TASK DESCRIPTION:
Update the entries: begin at the line that has "Extract all elements" and stop after the line that has "cart-icon[interactable] [0,84,42,126]". Write those lines again with "interactable" changed to "clickable" and nothing else altered, and leave the pictures out.
------ DATA PROVIDED
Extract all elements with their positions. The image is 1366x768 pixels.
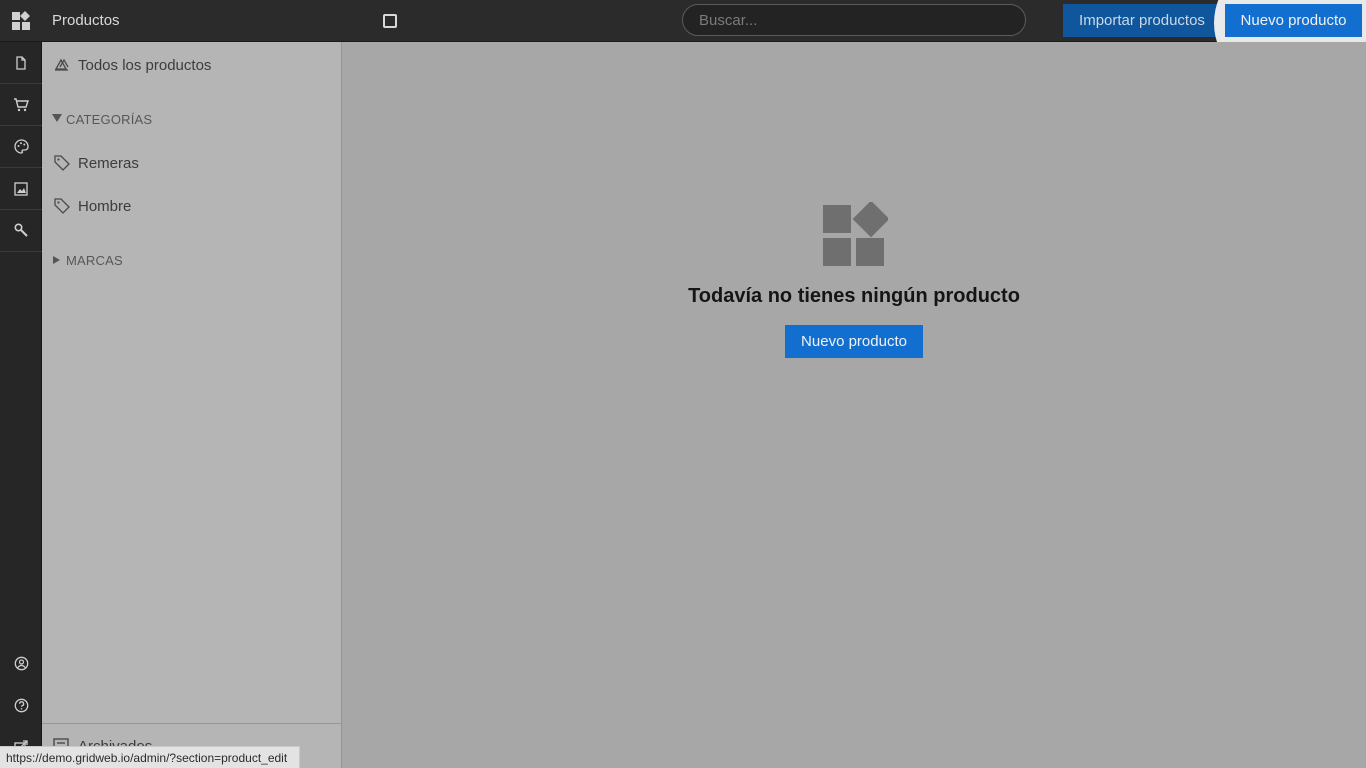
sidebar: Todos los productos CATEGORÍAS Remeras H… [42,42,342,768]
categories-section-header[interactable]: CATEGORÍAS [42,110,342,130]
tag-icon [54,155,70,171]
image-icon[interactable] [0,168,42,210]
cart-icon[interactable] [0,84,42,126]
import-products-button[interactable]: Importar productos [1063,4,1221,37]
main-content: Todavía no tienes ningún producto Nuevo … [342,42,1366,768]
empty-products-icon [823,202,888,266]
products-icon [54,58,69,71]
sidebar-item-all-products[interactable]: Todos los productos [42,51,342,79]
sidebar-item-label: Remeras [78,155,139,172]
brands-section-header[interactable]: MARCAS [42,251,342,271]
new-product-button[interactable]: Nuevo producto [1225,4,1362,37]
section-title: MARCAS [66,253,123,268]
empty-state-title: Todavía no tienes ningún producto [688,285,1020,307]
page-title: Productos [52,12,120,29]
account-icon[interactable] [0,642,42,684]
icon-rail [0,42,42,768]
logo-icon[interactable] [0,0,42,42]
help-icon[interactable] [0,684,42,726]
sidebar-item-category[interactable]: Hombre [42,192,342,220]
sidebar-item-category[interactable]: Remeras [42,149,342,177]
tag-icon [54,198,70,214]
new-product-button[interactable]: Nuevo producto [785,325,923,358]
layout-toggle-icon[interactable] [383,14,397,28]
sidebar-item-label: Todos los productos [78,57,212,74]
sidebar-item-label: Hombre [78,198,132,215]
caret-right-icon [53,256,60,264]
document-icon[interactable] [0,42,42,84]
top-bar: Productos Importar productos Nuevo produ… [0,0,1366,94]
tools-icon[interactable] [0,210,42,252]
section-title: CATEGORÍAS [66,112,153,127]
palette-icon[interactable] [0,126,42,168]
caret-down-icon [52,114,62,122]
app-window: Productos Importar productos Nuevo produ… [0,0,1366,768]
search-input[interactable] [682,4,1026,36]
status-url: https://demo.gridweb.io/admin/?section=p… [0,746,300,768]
------------
------ DATA PROVIDED
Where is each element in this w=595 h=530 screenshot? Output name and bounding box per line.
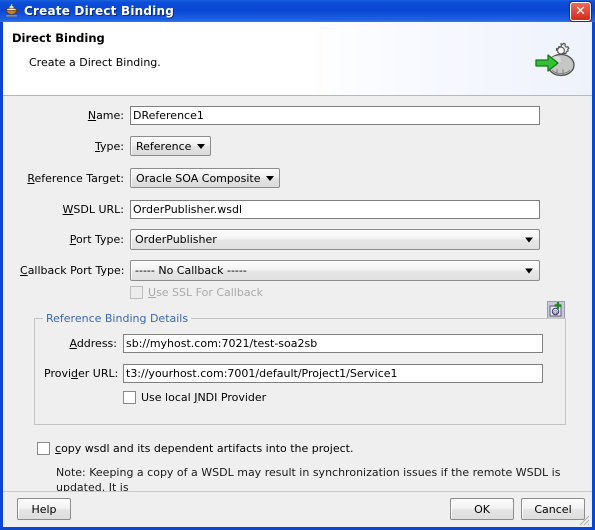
------------
------ DATA PROVIDED
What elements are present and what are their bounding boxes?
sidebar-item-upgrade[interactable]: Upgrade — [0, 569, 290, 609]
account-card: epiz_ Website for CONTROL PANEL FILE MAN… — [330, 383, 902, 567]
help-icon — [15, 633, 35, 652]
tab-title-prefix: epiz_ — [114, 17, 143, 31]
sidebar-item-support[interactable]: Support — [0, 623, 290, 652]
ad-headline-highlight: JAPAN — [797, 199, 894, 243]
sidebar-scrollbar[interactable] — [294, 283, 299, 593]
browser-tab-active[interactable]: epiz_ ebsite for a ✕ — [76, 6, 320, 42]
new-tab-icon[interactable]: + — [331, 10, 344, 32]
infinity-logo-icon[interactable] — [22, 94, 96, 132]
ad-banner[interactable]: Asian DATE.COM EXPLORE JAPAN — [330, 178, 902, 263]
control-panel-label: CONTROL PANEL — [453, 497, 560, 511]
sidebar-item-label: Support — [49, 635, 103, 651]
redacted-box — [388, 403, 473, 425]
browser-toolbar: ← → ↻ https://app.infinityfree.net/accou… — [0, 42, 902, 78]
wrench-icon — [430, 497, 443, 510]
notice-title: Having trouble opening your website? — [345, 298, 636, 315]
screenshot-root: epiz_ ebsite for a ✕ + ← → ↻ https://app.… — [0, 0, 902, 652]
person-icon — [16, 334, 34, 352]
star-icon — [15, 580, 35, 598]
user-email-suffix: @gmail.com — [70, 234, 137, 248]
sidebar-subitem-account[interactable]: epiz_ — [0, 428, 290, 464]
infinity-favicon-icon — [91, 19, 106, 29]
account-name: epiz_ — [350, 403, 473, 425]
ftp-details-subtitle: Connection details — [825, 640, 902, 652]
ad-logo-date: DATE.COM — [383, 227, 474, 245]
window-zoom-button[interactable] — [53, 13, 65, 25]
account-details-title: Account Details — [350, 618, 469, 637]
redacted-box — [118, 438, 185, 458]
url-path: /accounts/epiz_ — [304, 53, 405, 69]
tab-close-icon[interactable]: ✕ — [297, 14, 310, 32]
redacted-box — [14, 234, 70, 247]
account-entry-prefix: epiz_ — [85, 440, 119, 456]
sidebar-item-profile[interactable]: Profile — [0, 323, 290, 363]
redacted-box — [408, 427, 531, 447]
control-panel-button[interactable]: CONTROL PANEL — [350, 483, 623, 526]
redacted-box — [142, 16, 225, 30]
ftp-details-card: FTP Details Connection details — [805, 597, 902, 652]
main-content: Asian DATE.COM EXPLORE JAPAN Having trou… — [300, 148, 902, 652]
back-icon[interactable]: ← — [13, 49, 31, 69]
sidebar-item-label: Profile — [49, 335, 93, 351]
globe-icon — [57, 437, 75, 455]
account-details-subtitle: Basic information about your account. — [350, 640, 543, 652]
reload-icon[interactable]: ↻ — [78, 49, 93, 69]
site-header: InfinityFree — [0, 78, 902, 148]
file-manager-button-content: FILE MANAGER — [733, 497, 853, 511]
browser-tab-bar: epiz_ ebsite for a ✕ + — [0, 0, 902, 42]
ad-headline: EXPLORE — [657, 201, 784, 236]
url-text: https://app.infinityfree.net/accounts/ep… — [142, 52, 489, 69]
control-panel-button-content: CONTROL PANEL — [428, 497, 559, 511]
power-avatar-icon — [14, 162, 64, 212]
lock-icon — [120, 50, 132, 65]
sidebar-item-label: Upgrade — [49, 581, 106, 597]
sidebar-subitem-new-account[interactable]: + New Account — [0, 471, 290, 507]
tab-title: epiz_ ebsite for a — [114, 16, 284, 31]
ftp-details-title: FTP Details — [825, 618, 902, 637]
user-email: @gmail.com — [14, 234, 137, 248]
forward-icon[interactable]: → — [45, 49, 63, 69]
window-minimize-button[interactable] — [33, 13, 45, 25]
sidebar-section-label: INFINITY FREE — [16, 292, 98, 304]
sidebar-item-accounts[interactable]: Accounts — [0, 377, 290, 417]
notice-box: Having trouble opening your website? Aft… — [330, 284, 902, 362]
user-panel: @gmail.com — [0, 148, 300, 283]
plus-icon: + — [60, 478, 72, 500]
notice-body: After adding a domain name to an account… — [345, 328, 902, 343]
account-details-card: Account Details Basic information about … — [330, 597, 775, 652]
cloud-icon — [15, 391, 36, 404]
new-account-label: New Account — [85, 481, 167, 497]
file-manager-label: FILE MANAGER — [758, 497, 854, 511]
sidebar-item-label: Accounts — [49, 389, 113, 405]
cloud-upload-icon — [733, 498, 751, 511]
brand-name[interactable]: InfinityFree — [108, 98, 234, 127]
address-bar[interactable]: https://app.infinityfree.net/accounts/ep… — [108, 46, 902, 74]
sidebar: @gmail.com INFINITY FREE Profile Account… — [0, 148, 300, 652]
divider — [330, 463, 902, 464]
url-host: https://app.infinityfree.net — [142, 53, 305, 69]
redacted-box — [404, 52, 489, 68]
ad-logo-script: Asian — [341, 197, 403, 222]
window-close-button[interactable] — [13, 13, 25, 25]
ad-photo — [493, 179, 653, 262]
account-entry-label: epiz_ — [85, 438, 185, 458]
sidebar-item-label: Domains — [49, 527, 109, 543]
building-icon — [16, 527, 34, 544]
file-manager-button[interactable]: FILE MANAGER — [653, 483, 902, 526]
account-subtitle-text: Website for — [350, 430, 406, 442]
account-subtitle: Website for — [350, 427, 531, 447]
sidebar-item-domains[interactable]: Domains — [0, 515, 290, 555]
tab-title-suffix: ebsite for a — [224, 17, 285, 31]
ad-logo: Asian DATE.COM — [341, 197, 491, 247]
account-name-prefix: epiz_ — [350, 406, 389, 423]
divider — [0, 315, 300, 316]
------------
OUTPUT OF THE TASK:
Extract all elements with their positions. The image is 1366x768 pixels.
sidebar: Todos los productos CATEGORÍAS Remeras H… [42,42,342,768]
categories-section-header[clickable]: CATEGORÍAS [42,110,342,130]
tag-icon [54,155,70,171]
image-icon[clickable] [0,168,42,210]
cart-icon[clickable] [0,84,42,126]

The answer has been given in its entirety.